▸ **WHAT IS ASKED**
Write the records out again exactly, leaving no images in.

== == ==

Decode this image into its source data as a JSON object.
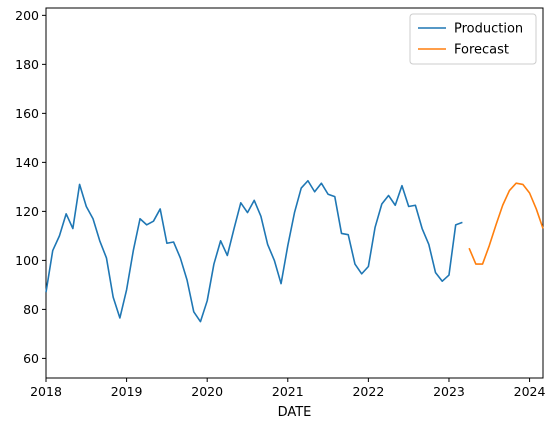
{
  "chart_data": {
    "type": "line",
    "xlabel": "DATE",
    "ylabel": "",
    "title": "",
    "x_tick_labels": [
      "2018",
      "2019",
      "2020",
      "2021",
      "2022",
      "2023",
      "2024"
    ],
    "y_ticks": [
      60,
      80,
      100,
      120,
      140,
      160,
      180,
      200
    ],
    "xlim": [
      "2018-01",
      "2024-03"
    ],
    "ylim": [
      52,
      203
    ],
    "grid": false,
    "legend": "top-right",
    "series": [
      {
        "name": "Production",
        "color": "#1f77b4",
        "points": [
          [
            "2018-01",
            87
          ],
          [
            "2018-02",
            104
          ],
          [
            "2018-03",
            110
          ],
          [
            "2018-04",
            119
          ],
          [
            "2018-05",
            113
          ],
          [
            "2018-06",
            131
          ],
          [
            "2018-07",
            122
          ],
          [
            "2018-08",
            117
          ],
          [
            "2018-09",
            108
          ],
          [
            "2018-10",
            101
          ],
          [
            "2018-11",
            85
          ],
          [
            "2018-12",
            76.5
          ],
          [
            "2019-01",
            88
          ],
          [
            "2019-02",
            104
          ],
          [
            "2019-03",
            117
          ],
          [
            "2019-04",
            114.5
          ],
          [
            "2019-05",
            116
          ],
          [
            "2019-06",
            121
          ],
          [
            "2019-07",
            107
          ],
          [
            "2019-08",
            107.5
          ],
          [
            "2019-09",
            101
          ],
          [
            "2019-10",
            92
          ],
          [
            "2019-11",
            79
          ],
          [
            "2019-12",
            75
          ],
          [
            "2020-01",
            83.5
          ],
          [
            "2020-02",
            98.5
          ],
          [
            "2020-03",
            108
          ],
          [
            "2020-04",
            102
          ],
          [
            "2020-05",
            113
          ],
          [
            "2020-06",
            123.5
          ],
          [
            "2020-07",
            119.5
          ],
          [
            "2020-08",
            124.5
          ],
          [
            "2020-09",
            118
          ],
          [
            "2020-10",
            106.5
          ],
          [
            "2020-11",
            100
          ],
          [
            "2020-12",
            90.5
          ],
          [
            "2021-01",
            106
          ],
          [
            "2021-02",
            119.5
          ],
          [
            "2021-03",
            129.5
          ],
          [
            "2021-04",
            132.5
          ],
          [
            "2021-05",
            128
          ],
          [
            "2021-06",
            131.5
          ],
          [
            "2021-07",
            127
          ],
          [
            "2021-08",
            126
          ],
          [
            "2021-09",
            111
          ],
          [
            "2021-10",
            110.5
          ],
          [
            "2021-11",
            98.5
          ],
          [
            "2021-12",
            94.5
          ],
          [
            "2022-01",
            97.5
          ],
          [
            "2022-02",
            113.5
          ],
          [
            "2022-03",
            123
          ],
          [
            "2022-04",
            126.5
          ],
          [
            "2022-05",
            122.5
          ],
          [
            "2022-06",
            130.5
          ],
          [
            "2022-07",
            122
          ],
          [
            "2022-08",
            122.5
          ],
          [
            "2022-09",
            113
          ],
          [
            "2022-10",
            106.5
          ],
          [
            "2022-11",
            95
          ],
          [
            "2022-12",
            91.5
          ],
          [
            "2023-01",
            94
          ],
          [
            "2023-02",
            114.5
          ],
          [
            "2023-03",
            115.5
          ]
        ]
      },
      {
        "name": "Forecast",
        "color": "#ff7f0e",
        "points": [
          [
            "2023-04",
            105
          ],
          [
            "2023-05",
            98.5
          ],
          [
            "2023-06",
            98.5
          ],
          [
            "2023-07",
            106
          ],
          [
            "2023-08",
            114.5
          ],
          [
            "2023-09",
            122.5
          ],
          [
            "2023-10",
            128.5
          ],
          [
            "2023-11",
            131.5
          ],
          [
            "2023-12",
            131
          ],
          [
            "2024-01",
            127.5
          ],
          [
            "2024-02",
            121
          ],
          [
            "2024-03",
            113
          ]
        ]
      }
    ]
  }
}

== == ==

▸ **SOLUTION TO THIS PROBLEM**
Decode this image into its source data as a JSON object.
{
  "chart_data": {
    "type": "line",
    "xlabel": "DATE",
    "ylabel": "",
    "title": "",
    "x_tick_labels": [
      "2018",
      "2019",
      "2020",
      "2021",
      "2022",
      "2023",
      "2024"
    ],
    "y_ticks": [
      60,
      80,
      100,
      120,
      140,
      160,
      180,
      200
    ],
    "xlim": [
      "2018-01",
      "2024-03"
    ],
    "ylim": [
      52,
      203
    ],
    "grid": false,
    "legend": "top-right",
    "series": [
      {
        "name": "Production",
        "color": "#1f77b4",
        "points": [
          [
            "2018-01",
            87
          ],
          [
            "2018-02",
            104
          ],
          [
            "2018-03",
            110
          ],
          [
            "2018-04",
            119
          ],
          [
            "2018-05",
            113
          ],
          [
            "2018-06",
            131
          ],
          [
            "2018-07",
            122
          ],
          [
            "2018-08",
            117
          ],
          [
            "2018-09",
            108
          ],
          [
            "2018-10",
            101
          ],
          [
            "2018-11",
            85
          ],
          [
            "2018-12",
            76.5
          ],
          [
            "2019-01",
            88
          ],
          [
            "2019-02",
            104
          ],
          [
            "2019-03",
            117
          ],
          [
            "2019-04",
            114.5
          ],
          [
            "2019-05",
            116
          ],
          [
            "2019-06",
            121
          ],
          [
            "2019-07",
            107
          ],
          [
            "2019-08",
            107.5
          ],
          [
            "2019-09",
            101
          ],
          [
            "2019-10",
            92
          ],
          [
            "2019-11",
            79
          ],
          [
            "2019-12",
            75
          ],
          [
            "2020-01",
            83.5
          ],
          [
            "2020-02",
            98.5
          ],
          [
            "2020-03",
            108
          ],
          [
            "2020-04",
            102
          ],
          [
            "2020-05",
            113
          ],
          [
            "2020-06",
            123.5
          ],
          [
            "2020-07",
            119.5
          ],
          [
            "2020-08",
            124.5
          ],
          [
            "2020-09",
            118
          ],
          [
            "2020-10",
            106.5
          ],
          [
            "2020-11",
            100
          ],
          [
            "2020-12",
            90.5
          ],
          [
            "2021-01",
            106
          ],
          [
            "2021-02",
            119.5
          ],
          [
            "2021-03",
            129.5
          ],
          [
            "2021-04",
            132.5
          ],
          [
            "2021-05",
            128
          ],
          [
            "2021-06",
            131.5
          ],
          [
            "2021-07",
            127
          ],
          [
            "2021-08",
            126
          ],
          [
            "2021-09",
            111
          ],
          [
            "2021-10",
            110.5
          ],
          [
            "2021-11",
            98.5
          ],
          [
            "2021-12",
            94.5
          ],
          [
            "2022-01",
            97.5
          ],
          [
            "2022-02",
            113.5
          ],
          [
            "2022-03",
            123
          ],
          [
            "2022-04",
            126.5
          ],
          [
            "2022-05",
            122.5
          ],
          [
            "2022-06",
            130.5
          ],
          [
            "2022-07",
            122
          ],
          [
            "2022-08",
            122.5
          ],
          [
            "2022-09",
            113
          ],
          [
            "2022-10",
            106.5
          ],
          [
            "2022-11",
            95
          ],
          [
            "2022-12",
            91.5
          ],
          [
            "2023-01",
            94
          ],
          [
            "2023-02",
            114.5
          ],
          [
            "2023-03",
            115.5
          ]
        ]
      },
      {
        "name": "Forecast",
        "color": "#ff7f0e",
        "points": [
          [
            "2023-04",
            105
          ],
          [
            "2023-05",
            98.5
          ],
          [
            "2023-06",
            98.5
          ],
          [
            "2023-07",
            106
          ],
          [
            "2023-08",
            114.5
          ],
          [
            "2023-09",
            122.5
          ],
          [
            "2023-10",
            128.5
          ],
          [
            "2023-11",
            131.5
          ],
          [
            "2023-12",
            131
          ],
          [
            "2024-01",
            127.5
          ],
          [
            "2024-02",
            121
          ],
          [
            "2024-03",
            113
          ]
        ]
      }
    ]
  }
}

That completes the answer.